== REQUIRED ACTION ==
Work through the data line by line, gathering every line that has the word "manuellt".

Data records
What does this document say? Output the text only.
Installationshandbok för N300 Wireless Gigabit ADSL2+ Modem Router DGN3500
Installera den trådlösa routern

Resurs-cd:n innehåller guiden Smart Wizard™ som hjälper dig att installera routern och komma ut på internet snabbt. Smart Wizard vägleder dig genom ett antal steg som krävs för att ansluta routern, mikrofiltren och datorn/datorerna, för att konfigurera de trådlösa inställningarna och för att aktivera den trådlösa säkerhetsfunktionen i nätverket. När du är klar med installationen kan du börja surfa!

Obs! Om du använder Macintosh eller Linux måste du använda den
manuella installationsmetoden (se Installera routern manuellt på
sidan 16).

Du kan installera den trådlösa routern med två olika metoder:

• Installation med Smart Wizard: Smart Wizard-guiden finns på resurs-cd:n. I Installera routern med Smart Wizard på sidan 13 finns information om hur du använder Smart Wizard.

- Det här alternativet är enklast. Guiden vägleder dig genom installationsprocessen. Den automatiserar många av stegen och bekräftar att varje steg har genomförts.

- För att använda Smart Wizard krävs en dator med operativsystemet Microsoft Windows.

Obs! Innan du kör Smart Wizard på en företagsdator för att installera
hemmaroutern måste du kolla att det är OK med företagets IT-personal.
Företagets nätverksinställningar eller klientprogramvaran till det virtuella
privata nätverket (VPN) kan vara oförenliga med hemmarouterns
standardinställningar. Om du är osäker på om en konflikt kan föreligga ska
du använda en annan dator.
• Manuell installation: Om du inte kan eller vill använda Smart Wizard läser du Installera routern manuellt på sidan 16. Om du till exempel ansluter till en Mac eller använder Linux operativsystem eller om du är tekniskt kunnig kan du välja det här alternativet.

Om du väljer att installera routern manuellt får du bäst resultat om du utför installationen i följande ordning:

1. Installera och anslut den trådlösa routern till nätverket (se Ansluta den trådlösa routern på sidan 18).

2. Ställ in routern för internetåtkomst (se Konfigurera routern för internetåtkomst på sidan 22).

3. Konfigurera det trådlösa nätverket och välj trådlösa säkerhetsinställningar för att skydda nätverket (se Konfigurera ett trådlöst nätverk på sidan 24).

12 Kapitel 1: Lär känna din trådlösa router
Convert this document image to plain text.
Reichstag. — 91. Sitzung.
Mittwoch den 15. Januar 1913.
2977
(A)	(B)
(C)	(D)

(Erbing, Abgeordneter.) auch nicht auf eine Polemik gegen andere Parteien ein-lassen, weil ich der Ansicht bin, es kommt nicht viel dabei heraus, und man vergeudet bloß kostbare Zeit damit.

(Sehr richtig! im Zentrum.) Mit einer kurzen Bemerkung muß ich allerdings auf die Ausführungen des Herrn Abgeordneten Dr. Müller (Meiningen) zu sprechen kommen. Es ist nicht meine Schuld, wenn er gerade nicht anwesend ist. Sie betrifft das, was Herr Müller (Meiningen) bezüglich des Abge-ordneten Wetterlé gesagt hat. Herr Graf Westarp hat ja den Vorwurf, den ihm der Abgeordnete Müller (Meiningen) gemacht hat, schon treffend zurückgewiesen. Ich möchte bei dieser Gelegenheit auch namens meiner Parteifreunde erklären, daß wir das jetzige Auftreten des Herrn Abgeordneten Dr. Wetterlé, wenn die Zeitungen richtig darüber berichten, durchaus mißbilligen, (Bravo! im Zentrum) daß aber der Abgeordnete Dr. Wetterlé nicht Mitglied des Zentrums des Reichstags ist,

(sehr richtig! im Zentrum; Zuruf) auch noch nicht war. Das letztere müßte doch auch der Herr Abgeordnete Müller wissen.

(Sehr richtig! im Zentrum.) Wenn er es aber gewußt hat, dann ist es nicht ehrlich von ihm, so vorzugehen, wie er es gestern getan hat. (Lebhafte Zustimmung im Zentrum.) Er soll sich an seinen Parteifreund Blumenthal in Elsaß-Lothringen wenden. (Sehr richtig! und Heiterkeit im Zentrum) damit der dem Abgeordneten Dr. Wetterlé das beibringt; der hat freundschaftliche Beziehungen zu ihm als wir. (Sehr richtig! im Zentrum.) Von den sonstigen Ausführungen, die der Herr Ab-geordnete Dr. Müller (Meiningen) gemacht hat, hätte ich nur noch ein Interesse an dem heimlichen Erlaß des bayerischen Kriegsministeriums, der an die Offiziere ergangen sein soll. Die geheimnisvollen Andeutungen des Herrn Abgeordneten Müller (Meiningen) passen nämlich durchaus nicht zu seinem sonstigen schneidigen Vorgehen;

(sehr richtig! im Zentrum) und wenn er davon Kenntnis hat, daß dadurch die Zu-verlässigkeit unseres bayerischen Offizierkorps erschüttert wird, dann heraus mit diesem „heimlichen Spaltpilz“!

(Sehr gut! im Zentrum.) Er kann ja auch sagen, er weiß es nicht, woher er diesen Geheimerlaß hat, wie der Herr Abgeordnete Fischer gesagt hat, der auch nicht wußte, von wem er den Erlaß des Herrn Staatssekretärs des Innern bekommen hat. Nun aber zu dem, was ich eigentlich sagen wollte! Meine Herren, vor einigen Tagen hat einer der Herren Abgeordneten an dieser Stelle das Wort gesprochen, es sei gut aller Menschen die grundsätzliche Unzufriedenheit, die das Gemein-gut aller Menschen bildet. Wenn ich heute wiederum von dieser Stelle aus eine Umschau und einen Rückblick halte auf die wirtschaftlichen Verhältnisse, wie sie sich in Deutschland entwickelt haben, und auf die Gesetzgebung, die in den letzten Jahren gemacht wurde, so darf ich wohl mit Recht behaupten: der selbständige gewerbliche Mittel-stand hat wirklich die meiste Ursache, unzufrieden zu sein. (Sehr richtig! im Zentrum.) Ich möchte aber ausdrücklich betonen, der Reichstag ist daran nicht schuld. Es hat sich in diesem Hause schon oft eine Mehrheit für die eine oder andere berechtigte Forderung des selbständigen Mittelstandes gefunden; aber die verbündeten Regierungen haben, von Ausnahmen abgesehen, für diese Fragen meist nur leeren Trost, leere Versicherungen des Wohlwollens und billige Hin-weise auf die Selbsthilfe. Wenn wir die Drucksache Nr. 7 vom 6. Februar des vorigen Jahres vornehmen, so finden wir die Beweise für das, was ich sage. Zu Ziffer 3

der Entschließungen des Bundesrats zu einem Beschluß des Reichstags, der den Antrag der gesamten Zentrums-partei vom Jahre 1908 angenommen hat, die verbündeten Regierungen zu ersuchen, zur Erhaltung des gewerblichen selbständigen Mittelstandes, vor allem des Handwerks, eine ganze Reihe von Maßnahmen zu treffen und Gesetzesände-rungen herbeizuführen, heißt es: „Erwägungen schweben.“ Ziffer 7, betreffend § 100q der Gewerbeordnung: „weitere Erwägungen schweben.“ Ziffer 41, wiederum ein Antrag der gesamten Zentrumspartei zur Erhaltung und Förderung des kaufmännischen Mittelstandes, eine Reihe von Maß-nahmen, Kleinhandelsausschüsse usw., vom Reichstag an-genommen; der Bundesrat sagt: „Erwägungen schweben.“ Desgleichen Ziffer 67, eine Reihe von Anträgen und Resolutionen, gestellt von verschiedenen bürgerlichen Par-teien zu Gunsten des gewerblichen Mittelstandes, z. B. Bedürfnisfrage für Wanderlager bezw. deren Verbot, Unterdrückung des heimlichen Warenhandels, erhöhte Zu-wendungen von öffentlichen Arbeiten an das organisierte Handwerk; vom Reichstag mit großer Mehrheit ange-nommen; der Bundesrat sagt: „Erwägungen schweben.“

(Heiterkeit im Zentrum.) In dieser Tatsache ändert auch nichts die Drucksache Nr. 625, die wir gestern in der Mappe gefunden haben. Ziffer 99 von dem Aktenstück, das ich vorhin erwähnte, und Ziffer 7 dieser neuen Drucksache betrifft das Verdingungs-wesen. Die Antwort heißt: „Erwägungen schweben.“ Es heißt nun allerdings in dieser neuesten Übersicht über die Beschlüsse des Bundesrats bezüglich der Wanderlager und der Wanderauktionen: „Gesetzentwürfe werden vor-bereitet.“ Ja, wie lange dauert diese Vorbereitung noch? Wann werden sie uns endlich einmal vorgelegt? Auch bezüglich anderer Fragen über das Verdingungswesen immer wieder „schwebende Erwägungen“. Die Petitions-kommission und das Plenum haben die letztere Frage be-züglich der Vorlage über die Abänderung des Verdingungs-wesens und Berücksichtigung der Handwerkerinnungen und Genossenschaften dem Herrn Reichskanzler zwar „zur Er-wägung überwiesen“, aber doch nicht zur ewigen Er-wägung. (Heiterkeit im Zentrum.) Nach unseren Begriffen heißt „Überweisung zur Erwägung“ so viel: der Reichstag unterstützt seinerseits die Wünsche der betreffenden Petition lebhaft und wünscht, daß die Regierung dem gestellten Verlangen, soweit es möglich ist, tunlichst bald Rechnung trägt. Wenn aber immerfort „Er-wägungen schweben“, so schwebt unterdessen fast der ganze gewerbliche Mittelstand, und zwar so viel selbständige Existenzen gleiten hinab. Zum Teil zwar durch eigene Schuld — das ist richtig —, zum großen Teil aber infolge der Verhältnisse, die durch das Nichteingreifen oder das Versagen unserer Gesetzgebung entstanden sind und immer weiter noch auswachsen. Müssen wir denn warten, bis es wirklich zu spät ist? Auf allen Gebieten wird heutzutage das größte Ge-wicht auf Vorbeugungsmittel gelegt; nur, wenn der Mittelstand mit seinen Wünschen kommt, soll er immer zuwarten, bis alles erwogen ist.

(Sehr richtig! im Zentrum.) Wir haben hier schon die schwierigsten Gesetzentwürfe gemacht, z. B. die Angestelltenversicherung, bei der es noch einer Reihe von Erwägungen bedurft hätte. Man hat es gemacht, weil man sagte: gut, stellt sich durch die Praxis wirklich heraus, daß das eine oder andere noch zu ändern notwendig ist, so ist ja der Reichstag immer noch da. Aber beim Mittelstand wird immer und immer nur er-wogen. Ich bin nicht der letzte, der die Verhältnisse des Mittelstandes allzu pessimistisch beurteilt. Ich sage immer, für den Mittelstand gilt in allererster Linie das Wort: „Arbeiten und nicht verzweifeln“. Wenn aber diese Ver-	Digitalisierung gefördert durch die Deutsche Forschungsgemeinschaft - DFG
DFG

== EXERCISE RESULT ==
manuella installationsmetoden (se Installera routern manuellt på
• Manuell installation: Om du inte kan eller vill använda Smart Wizard läser du Installera routern manuellt på sidan 16. Om du till exempel ansluter till en Mac eller använder Linux operativsystem eller om du är tekniskt kunnig kan du välja det här alternativet.
Om du väljer att installera routern manuellt får du bäst resultat om du utför installationen i följande ordning:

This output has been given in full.